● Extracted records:
=-=-=-=-=

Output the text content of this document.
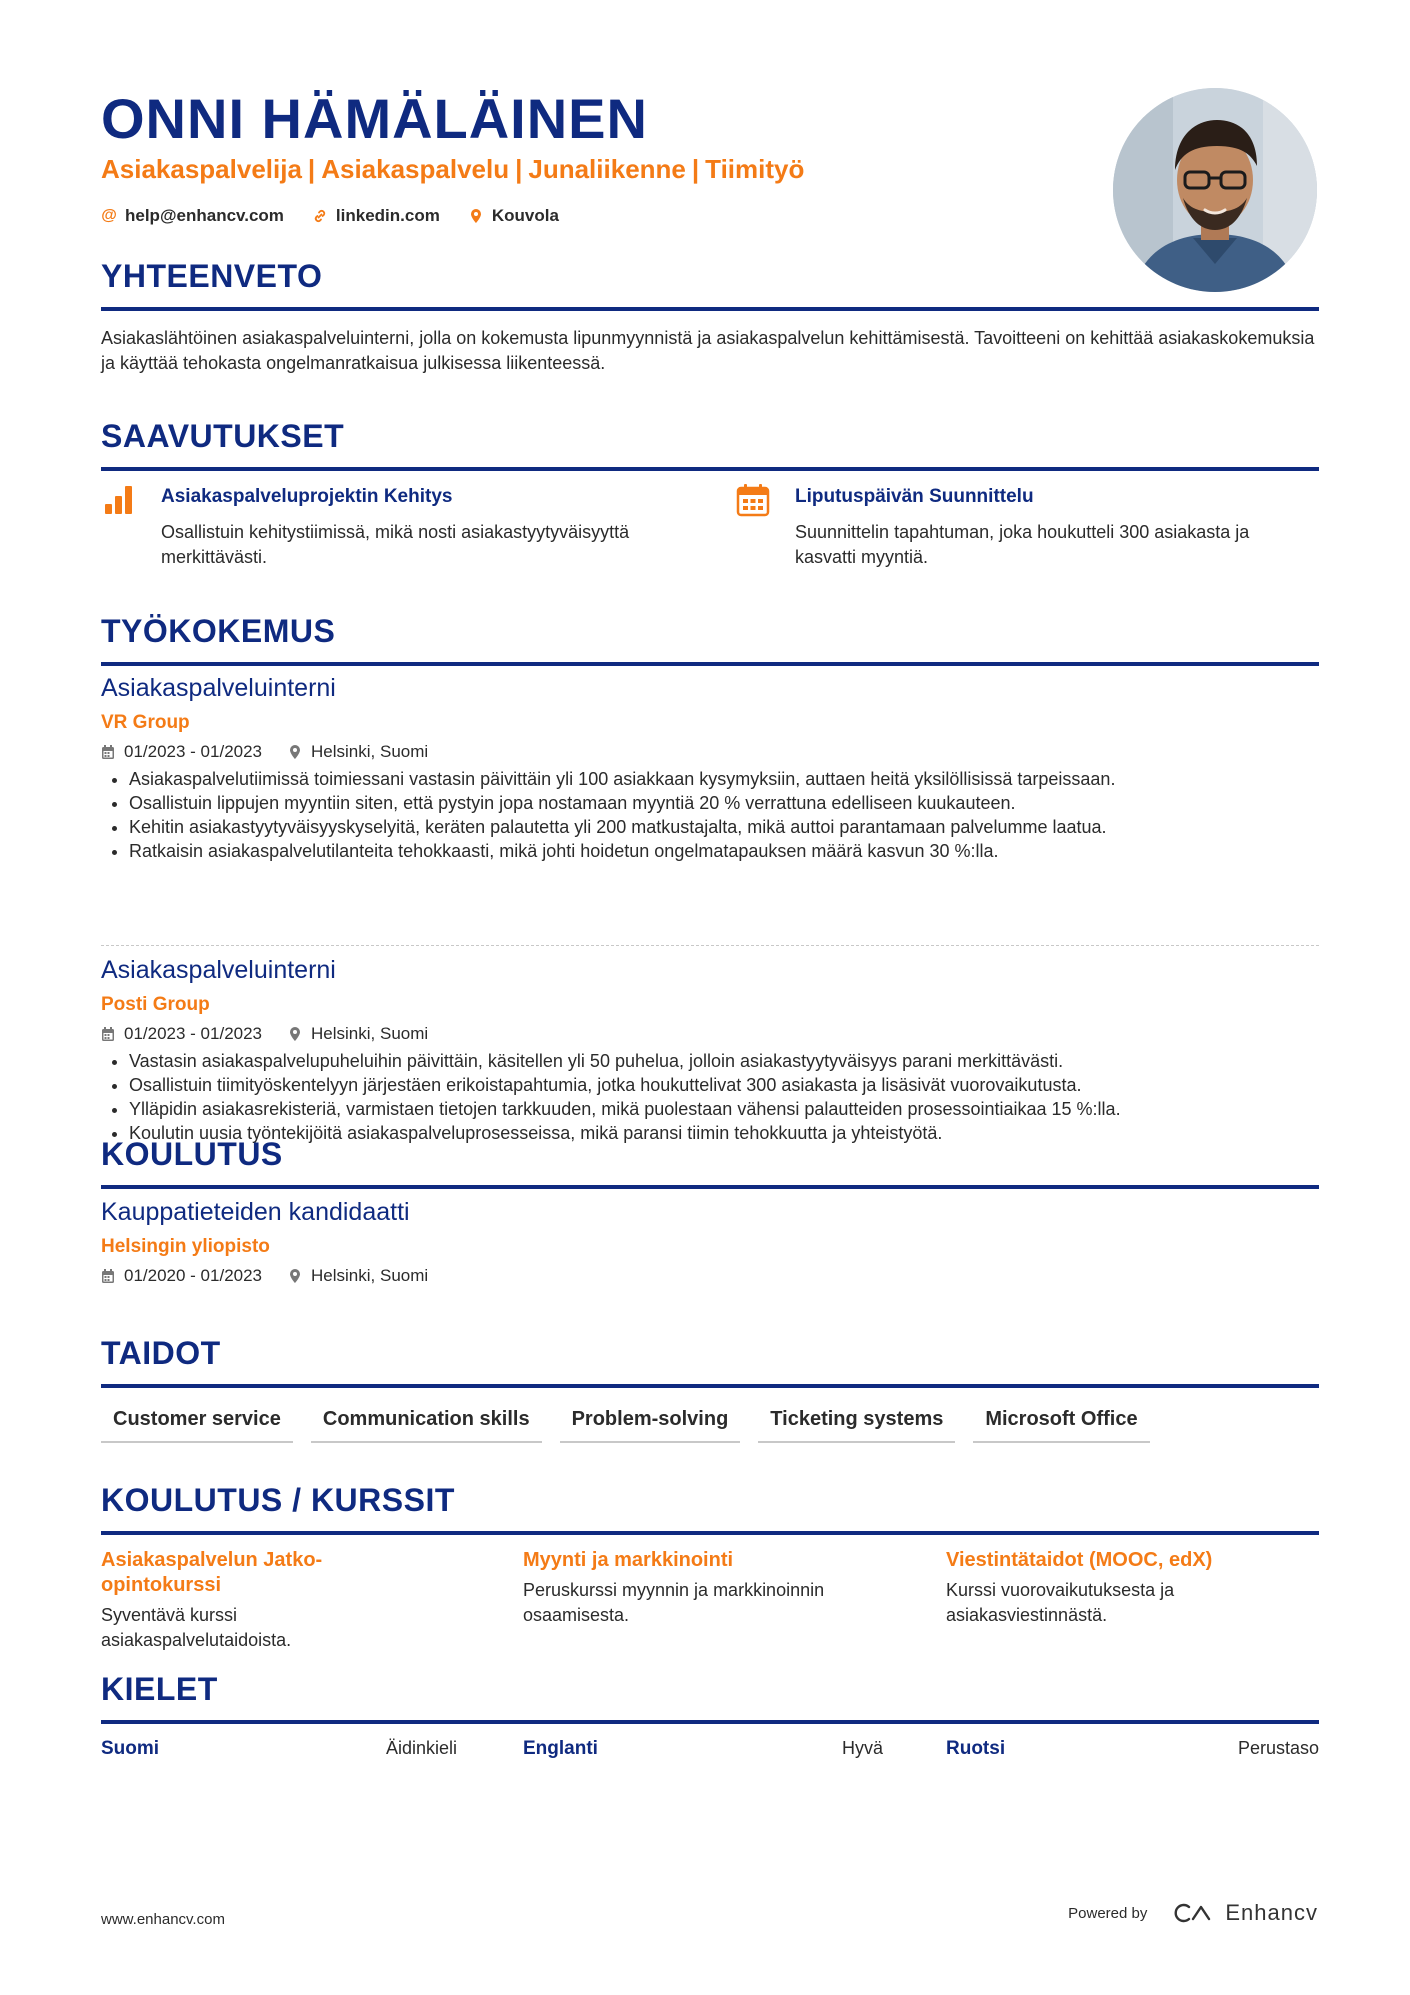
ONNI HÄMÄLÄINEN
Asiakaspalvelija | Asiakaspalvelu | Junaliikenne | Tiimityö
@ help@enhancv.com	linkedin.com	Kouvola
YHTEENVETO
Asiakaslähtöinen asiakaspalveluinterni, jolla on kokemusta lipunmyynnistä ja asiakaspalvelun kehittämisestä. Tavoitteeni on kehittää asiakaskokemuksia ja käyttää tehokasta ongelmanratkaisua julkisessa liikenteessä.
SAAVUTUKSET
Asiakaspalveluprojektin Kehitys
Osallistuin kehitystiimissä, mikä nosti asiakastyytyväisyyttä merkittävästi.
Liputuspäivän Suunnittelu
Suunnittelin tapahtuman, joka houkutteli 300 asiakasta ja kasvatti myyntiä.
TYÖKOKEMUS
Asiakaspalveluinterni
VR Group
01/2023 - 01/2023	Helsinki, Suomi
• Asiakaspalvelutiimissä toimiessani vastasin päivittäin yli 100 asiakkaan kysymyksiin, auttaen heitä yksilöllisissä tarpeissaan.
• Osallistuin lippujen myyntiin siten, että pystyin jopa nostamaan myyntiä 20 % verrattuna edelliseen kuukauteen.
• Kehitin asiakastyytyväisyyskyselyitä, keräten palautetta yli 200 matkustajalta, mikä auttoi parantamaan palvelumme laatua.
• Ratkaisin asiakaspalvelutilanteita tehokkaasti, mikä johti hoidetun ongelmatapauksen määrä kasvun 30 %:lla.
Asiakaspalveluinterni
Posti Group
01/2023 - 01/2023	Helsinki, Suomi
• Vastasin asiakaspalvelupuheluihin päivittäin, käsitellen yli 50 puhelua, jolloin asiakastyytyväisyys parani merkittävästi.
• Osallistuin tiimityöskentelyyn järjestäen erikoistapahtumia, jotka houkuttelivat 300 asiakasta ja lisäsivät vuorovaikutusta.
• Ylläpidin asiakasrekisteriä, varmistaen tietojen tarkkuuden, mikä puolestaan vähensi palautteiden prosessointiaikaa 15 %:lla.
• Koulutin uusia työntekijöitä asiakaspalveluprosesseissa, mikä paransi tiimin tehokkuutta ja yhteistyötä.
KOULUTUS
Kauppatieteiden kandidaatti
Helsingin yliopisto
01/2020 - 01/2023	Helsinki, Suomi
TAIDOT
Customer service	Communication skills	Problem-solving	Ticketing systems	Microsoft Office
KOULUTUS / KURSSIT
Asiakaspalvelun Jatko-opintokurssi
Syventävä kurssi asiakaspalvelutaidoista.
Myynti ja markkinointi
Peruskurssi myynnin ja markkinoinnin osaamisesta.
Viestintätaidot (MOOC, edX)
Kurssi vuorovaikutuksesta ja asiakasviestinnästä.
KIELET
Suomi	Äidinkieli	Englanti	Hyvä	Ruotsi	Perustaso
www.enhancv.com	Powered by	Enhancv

=-=-=-=-=

Copy each line of the data that contains the word "Osallistuin".

Osallistuin kehitystiimissä, mikä nosti asiakastyytyväisyyttä merkittävästi.
• Osallistuin lippujen myyntiin siten, että pystyin jopa nostamaan myyntiä 20 % verrattuna edelliseen kuukauteen.
• Osallistuin tiimityöskentelyyn järjestäen erikoistapahtumia, jotka houkuttelivat 300 asiakasta ja lisäsivät vuorovaikutusta.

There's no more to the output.